• [Work instructions]: Scan the records below for the word "content" and give only the number of lines that hold it.

______

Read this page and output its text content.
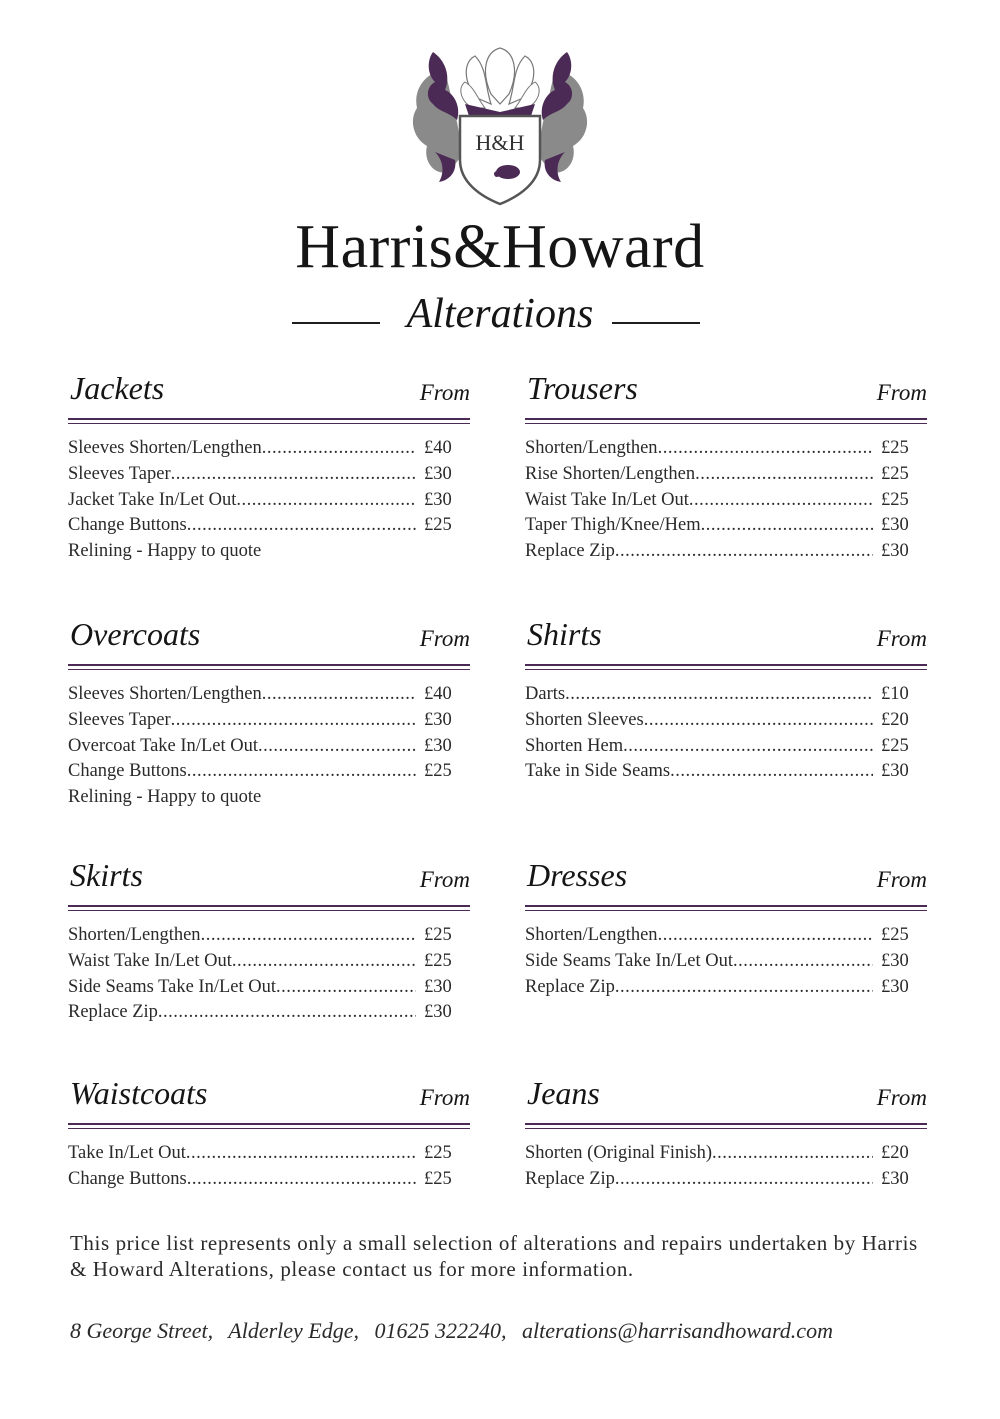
H&H
Harris&Howard
Alterations
Jackets	From
Sleeves Shorten/Lengthen .....	£40
Sleeves Taper .....	£30
Jacket Take In/Let Out .....	£30
Change Buttons .....	£25
Relining - Happy to quote
Trousers	From
Shorten/Lengthen .....	£25
Rise Shorten/Lengthen .....	£25
Waist Take In/Let Out .....	£25
Taper Thigh/Knee/Hem .....	£30
Replace Zip .....	£30
Overcoats	From
Sleeves Shorten/Lengthen .....	£40
Sleeves Taper .....	£30
Overcoat Take In/Let Out .....	£30
Change Buttons .....	£25
Relining - Happy to quote
Shirts	From
Darts .....	£10
Shorten Sleeves .....	£20
Shorten Hem .....	£25
Take in Side Seams .....	£30
Skirts	From
Shorten/Lengthen .....	£25
Waist Take In/Let Out .....	£25
Side Seams Take In/Let Out .....	£30
Replace Zip .....	£30
Dresses	From
Shorten/Lengthen .....	£25
Side Seams Take In/Let Out .....	£30
Replace Zip .....	£30
Waistcoats	From
Take In/Let Out .....	£25
Change Buttons .....	£25
Jeans	From
Shorten (Original Finish) .....	£20
Replace Zip .....	£30
This price list represents only a small selection of alterations and repairs undertaken by Harris & Howard Alterations, please contact us for more information.
8 George Street, Alderley Edge, 01625 322240, alterations@harrisandhoward.com
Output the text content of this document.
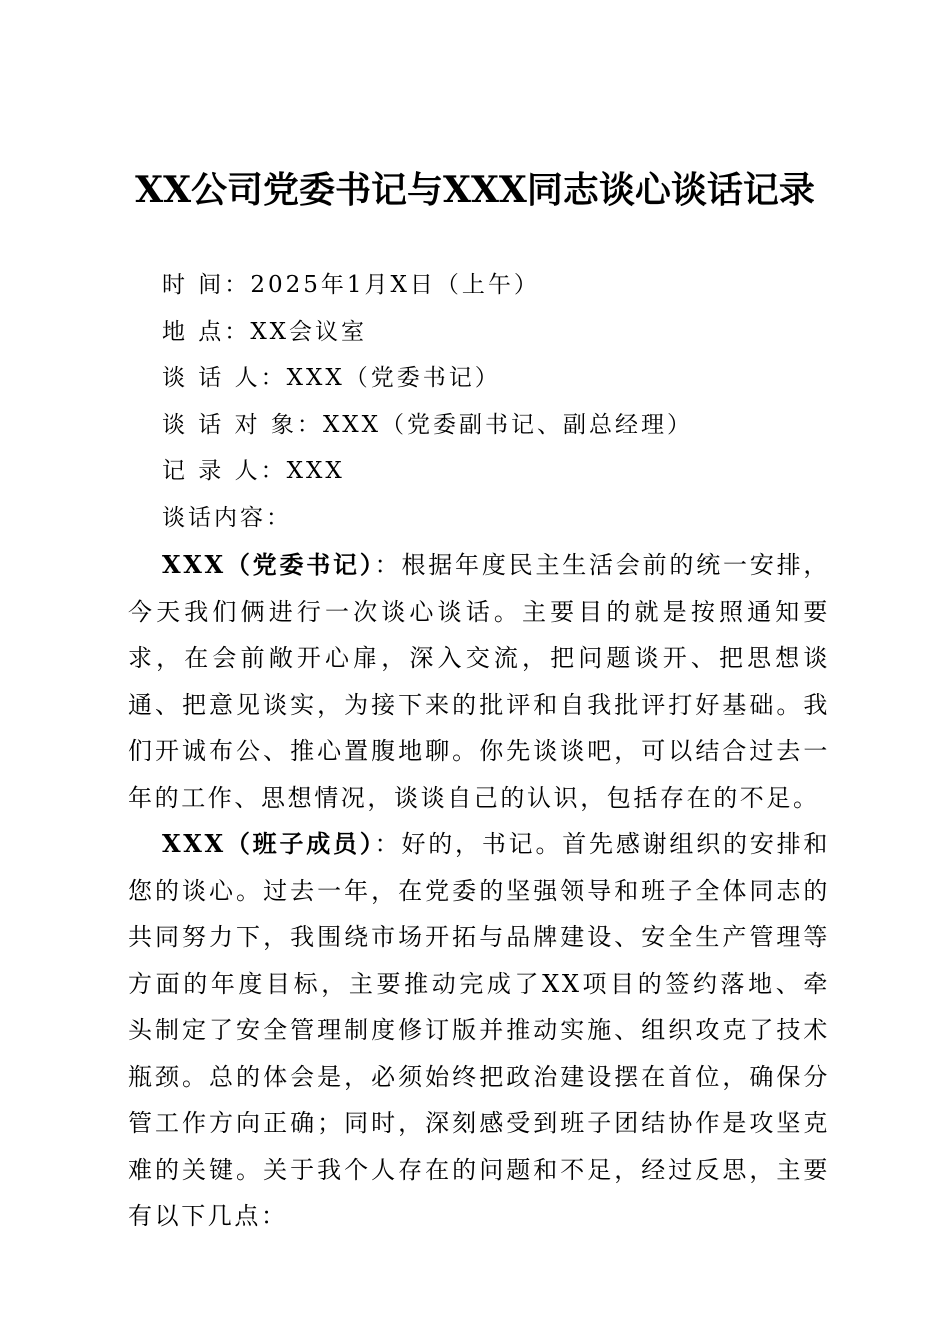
XX公司党委书记与XXX同志谈心谈话记录
时 间：2025年1月X日（上午）
地 点：XX会议室
谈 话 人：XXX（党委书记）
谈 话 对 象：XXX（党委副书记、副总经理）
记 录 人：XXX
谈话内容：

XXX（党委书记）：根据年度民主生活会前的统一安排，今天我们俩进行一次谈心谈话。主要目的就是按照通知要求，在会前敞开心扉，深入交流，把问题谈开、把思想谈通、把意见谈实，为接下来的批评和自我批评打好基础。我们开诚布公、推心置腹地聊。你先谈谈吧，可以结合过去一年的工作、思想情况，谈谈自己的认识，包括存在的不足。

XXX（班子成员）：好的，书记。首先感谢组织的安排和您的谈心。过去一年，在党委的坚强领导和班子全体同志的共同努力下，我围绕市场开拓与品牌建设、安全生产管理等方面的年度目标，主要推动完成了XX项目的签约落地、牵头制定了安全管理制度修订版并推动实施、组织攻克了技术瓶颈。总的体会是，必须始终把政治建设摆在首位，确保分管工作方向正确；同时，深刻感受到班子团结协作是攻坚克难的关键。关于我个人存在的问题和不足，经过反思，主要有以下几点：
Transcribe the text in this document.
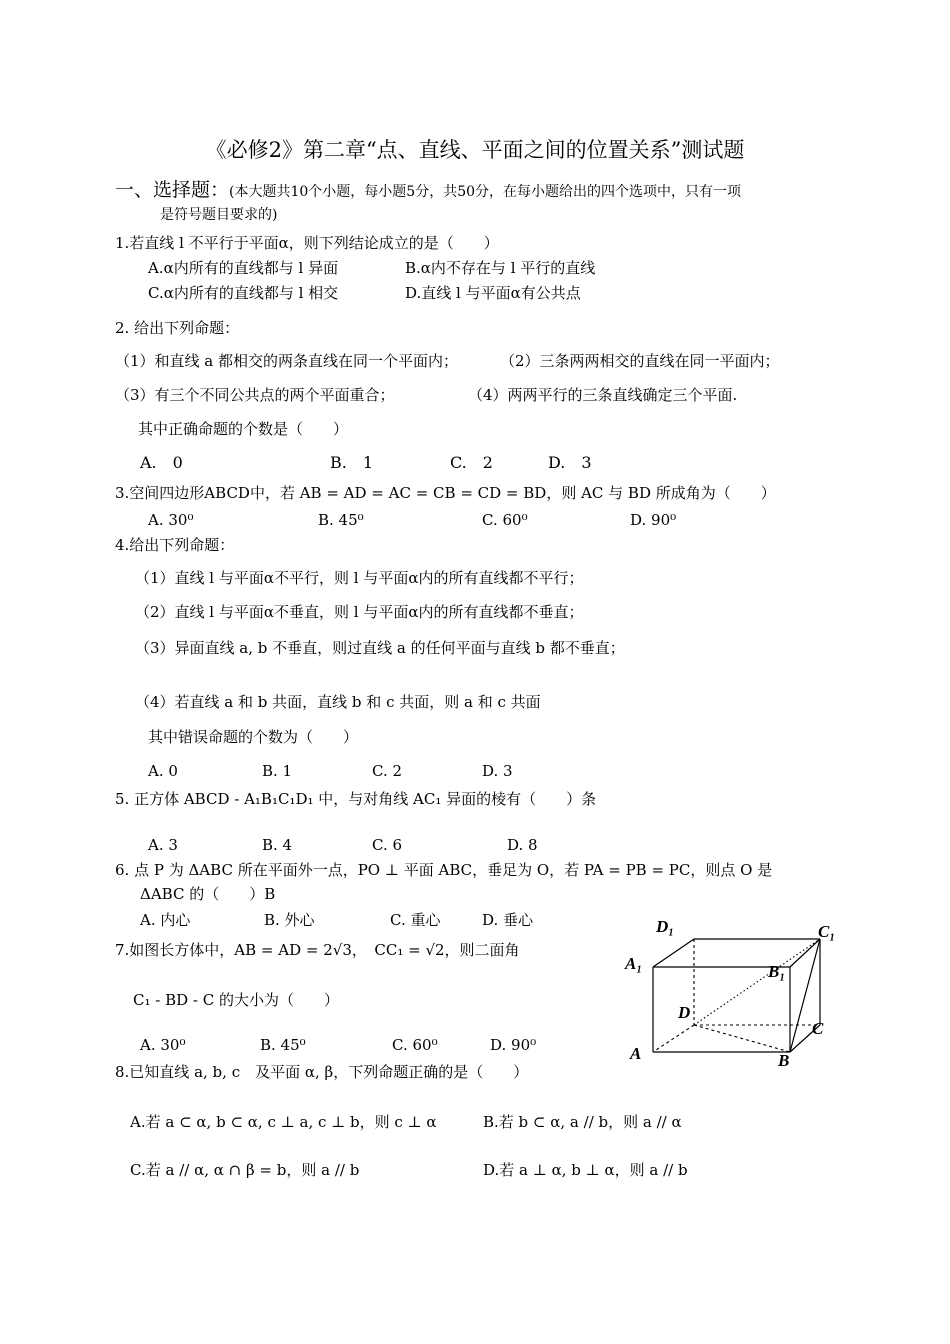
《必修2》第二章“点、直线、平面之间的位置关系”测试题
一、选择题：(本大题共10个小题，每小题5分，共50分，在每小题给出的四个选项中，只有一项
是符号题目要求的)
1.若直线 l 不平行于平面α，则下列结论成立的是（　　）
A.α内所有的直线都与 l 异面	B.α内不存在与 l 平行的直线
C.α内所有的直线都与 l 相交	D.直线 l 与平面α有公共点
2. 给出下列命题：
（1）和直线 a 都相交的两条直线在同一个平面内；	（2）三条两两相交的直线在同一平面内；
（3）有三个不同公共点的两个平面重合；	（4）两两平行的三条直线确定三个平面.
其中正确命题的个数是（　　）
A.　0	B.　1	C.　2	D.　3
3.空间四边形ABCD中，若 AB = AD = AC = CB = CD = BD，则 AC 与 BD 所成角为（　　）
A. 30⁰	B. 45⁰	C. 60⁰	D. 90⁰
4.给出下列命题：
（1）直线 l 与平面α不平行，则 l 与平面α内的所有直线都不平行；
（2）直线 l 与平面α不垂直，则 l 与平面α内的所有直线都不垂直；
（3）异面直线 a, b 不垂直，则过直线 a 的任何平面与直线 b 都不垂直；
（4）若直线 a 和 b 共面，直线 b 和 c 共面，则 a 和 c 共面
其中错误命题的个数为（　　）
A. 0	B. 1	C. 2	D. 3
5. 正方体 ABCD - A₁B₁C₁D₁ 中，与对角线 AC₁ 异面的棱有（　　）条
A. 3	B. 4	C. 6	D. 8
6. 点 P 为 ΔABC 所在平面外一点，PO ⊥ 平面 ABC，垂足为 O，若 PA = PB = PC，则点 O 是
ΔABC 的（　　）B
A. 内心	B. 外心	C. 重心	D. 垂心
7.如图长方体中，AB = AD = 2√3，　CC₁ = √2，则二面角
C₁ - BD - C 的大小为（　　）
A. 30⁰	B. 45⁰	C. 60⁰	D. 90⁰
8.已知直线 a, b, c　及平面 α, β，下列命题正确的是（　　）
A.若 a ⊂ α, b ⊂ α, c ⊥ a, c ⊥ b，则 c ⊥ α	B.若 b ⊂ α, a // b，则 a // α
C.若 a // α, α ∩ β = b，则 a // b	D.若 a ⊥ α, b ⊥ α，则 a // b
D₁	C₁
A₁	B₁
D
C
A	B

______

• [The result]: 2